Where the string "chevron" appears in a line of the data, show that line.

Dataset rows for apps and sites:
——————
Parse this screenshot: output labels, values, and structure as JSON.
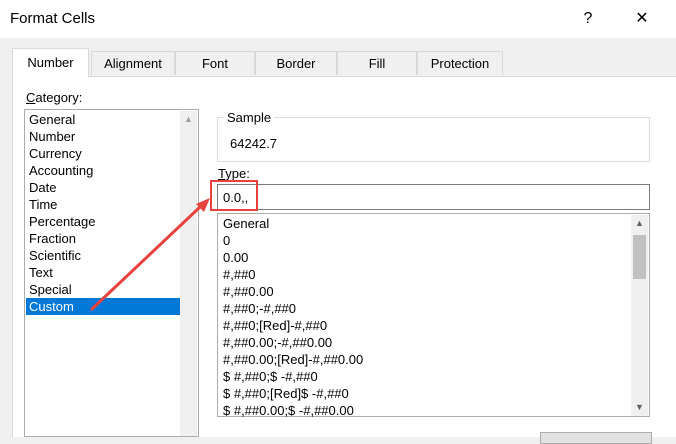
{
  "window": {
    "title": "Format Cells",
    "help": "?",
    "close": "✕"
  },
  "tabs": [
    {
      "label": "Number",
      "active": true
    },
    {
      "label": "Alignment"
    },
    {
      "label": "Font"
    },
    {
      "label": "Border"
    },
    {
      "label": "Fill"
    },
    {
      "label": "Protection"
    }
  ],
  "category": {
    "label_accel": "C",
    "label_rest": "ategory:",
    "items": [
      "General",
      "Number",
      "Currency",
      "Accounting",
      "Date",
      "Time",
      "Percentage",
      "Fraction",
      "Scientific",
      "Text",
      "Special",
      "Custom"
    ],
    "selected": "Custom"
  },
  "sample": {
    "label": "Sample",
    "value": "64242.7"
  },
  "type": {
    "label_accel": "T",
    "label_rest": "ype:",
    "value": "0.0,,"
  },
  "formats": [
    "General",
    "0",
    "0.00",
    "#,##0",
    "#,##0.00",
    "#,##0;-#,##0",
    "#,##0;[Red]-#,##0",
    "#,##0.00;-#,##0.00",
    "#,##0.00;[Red]-#,##0.00",
    "$ #,##0;$ -#,##0",
    "$ #,##0;[Red]$ -#,##0",
    "$ #,##0.00;$ -#,##0.00"
  ],
  "colors": {
    "selection": "#0078d7",
    "annotation": "#e8423f"
  },
  "icons": {
    "scroll_up": "chevron-up-icon",
    "scroll_down": "chevron-down-icon"
  }
}
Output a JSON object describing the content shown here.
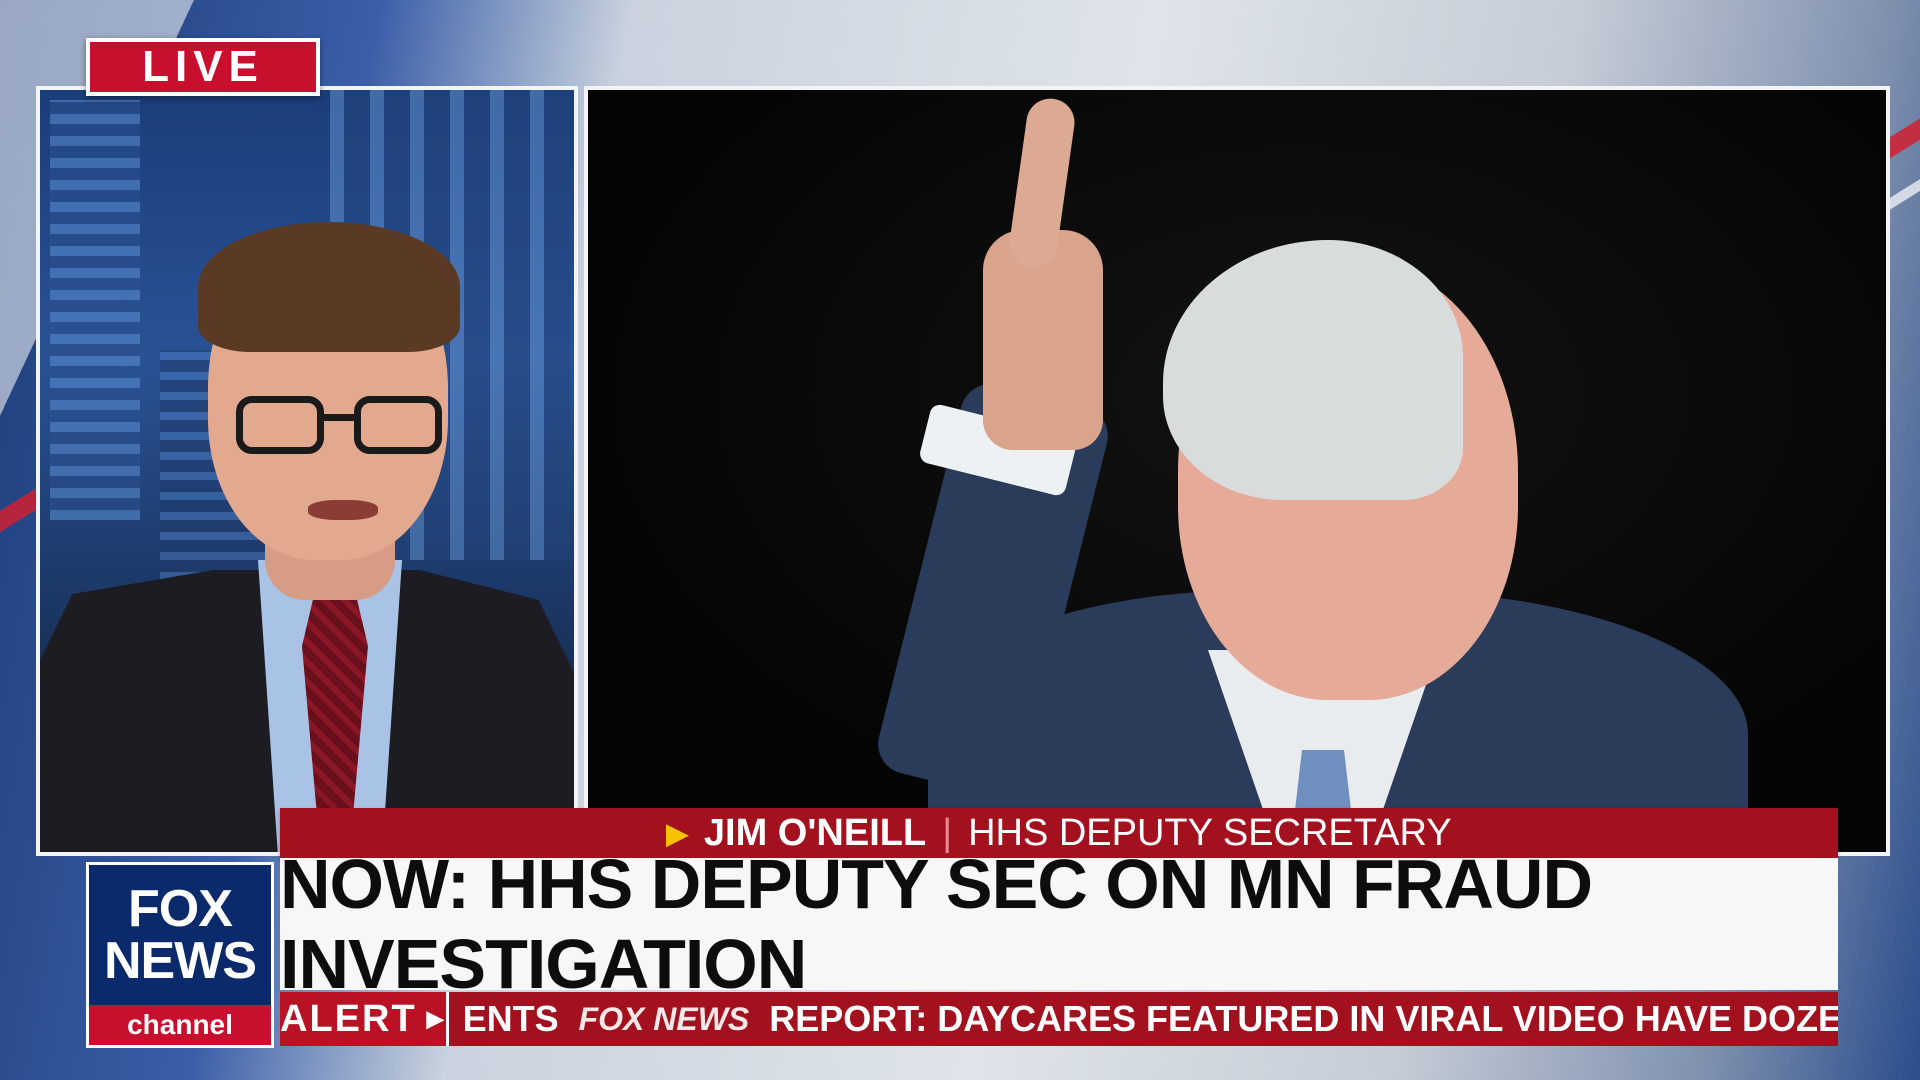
——————
■ **RESPONSE AREA**:
    "scroll_up": "chevron-up-icon",
    "scroll_down": "chevron-down-icon"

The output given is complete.